# Input records:
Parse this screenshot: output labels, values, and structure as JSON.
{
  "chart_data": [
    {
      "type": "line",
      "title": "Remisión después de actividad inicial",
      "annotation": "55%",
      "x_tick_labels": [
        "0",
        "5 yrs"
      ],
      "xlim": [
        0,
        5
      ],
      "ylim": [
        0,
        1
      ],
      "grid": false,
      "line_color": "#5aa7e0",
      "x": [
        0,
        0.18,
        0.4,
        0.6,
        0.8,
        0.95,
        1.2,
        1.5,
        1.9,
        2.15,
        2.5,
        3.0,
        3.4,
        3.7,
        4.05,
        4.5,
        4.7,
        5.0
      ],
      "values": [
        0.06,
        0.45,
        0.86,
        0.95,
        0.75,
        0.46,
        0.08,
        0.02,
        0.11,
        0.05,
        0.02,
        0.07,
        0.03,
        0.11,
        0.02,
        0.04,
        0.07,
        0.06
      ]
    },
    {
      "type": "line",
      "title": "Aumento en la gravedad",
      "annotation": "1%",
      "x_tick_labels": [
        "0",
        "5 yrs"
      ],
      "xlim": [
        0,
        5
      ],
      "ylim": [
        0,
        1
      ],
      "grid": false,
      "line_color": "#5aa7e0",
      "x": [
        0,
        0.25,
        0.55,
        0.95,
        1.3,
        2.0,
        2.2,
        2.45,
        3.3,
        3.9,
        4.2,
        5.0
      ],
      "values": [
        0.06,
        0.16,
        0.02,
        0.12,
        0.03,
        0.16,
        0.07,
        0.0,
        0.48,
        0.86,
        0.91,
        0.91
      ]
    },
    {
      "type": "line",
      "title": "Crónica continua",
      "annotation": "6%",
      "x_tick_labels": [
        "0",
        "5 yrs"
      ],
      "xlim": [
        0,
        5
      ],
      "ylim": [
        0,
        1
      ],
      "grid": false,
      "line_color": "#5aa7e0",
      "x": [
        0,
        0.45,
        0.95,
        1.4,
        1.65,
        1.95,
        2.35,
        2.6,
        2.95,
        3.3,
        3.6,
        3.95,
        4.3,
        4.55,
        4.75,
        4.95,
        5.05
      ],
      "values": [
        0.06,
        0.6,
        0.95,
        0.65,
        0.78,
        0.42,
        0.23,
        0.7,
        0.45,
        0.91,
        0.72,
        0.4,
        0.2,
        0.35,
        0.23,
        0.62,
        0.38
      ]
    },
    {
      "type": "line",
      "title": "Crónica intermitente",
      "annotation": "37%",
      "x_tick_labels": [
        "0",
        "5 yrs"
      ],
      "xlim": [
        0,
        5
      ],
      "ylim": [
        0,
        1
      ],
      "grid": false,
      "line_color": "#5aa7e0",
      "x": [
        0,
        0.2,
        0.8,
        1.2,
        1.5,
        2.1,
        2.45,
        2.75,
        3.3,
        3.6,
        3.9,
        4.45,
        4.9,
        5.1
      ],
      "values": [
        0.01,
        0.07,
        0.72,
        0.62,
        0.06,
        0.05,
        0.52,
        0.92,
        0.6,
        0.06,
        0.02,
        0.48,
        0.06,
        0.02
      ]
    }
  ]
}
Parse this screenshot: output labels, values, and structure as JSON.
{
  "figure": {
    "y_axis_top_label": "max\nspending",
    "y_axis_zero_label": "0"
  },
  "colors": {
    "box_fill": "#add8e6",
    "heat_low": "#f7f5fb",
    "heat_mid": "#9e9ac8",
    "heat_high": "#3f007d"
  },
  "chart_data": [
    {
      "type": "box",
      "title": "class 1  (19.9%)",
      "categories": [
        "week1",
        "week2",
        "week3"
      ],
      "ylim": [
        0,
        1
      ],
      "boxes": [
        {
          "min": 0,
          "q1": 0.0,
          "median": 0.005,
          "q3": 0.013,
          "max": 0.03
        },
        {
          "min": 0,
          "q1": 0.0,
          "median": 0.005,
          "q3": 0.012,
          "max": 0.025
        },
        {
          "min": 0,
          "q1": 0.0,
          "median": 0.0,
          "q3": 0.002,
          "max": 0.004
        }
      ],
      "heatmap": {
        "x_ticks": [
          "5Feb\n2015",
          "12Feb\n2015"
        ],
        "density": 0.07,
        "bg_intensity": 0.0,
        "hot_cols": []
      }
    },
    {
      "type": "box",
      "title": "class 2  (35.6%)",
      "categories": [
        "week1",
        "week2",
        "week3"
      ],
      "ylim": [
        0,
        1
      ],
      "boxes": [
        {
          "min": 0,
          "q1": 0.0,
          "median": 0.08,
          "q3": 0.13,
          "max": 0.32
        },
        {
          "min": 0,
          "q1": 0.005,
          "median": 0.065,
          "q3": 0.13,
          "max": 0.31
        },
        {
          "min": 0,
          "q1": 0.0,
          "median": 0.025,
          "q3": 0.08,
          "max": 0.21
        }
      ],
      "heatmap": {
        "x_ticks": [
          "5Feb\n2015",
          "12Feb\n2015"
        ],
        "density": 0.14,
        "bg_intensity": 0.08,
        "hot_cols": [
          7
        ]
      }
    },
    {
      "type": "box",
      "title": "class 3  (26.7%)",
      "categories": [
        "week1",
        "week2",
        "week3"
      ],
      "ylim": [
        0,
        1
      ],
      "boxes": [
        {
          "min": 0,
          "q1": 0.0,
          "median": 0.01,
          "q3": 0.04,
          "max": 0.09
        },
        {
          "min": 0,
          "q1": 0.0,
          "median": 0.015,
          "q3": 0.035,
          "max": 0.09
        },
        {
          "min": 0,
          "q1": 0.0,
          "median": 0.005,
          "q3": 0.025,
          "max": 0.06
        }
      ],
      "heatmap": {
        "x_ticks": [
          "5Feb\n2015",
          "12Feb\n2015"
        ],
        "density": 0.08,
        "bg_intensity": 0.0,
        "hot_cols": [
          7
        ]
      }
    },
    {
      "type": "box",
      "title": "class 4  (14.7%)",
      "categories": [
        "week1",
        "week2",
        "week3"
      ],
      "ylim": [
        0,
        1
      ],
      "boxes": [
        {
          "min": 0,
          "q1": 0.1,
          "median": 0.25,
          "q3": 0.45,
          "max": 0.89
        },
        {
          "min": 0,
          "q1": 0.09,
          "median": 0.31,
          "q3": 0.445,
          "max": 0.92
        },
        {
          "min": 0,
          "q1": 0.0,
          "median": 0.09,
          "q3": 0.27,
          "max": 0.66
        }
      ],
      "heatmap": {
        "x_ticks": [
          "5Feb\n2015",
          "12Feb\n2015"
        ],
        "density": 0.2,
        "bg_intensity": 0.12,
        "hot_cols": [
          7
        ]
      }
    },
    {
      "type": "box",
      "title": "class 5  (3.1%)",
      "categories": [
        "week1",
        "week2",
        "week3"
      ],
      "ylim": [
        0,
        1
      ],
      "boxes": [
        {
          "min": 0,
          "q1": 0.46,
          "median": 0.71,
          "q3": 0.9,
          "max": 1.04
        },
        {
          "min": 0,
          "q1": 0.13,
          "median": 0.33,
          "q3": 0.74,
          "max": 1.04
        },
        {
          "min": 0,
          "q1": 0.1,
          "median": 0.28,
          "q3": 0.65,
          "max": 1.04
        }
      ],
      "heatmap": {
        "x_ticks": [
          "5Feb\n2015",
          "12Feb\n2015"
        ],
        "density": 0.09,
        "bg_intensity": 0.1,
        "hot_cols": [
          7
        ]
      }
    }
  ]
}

# Task brief:
List all lines holding the string "density".

# Expected answer:
        "density": 0.07,
        "density": 0.14,
        "density": 0.08,
        "density": 0.2,
        "density": 0.09,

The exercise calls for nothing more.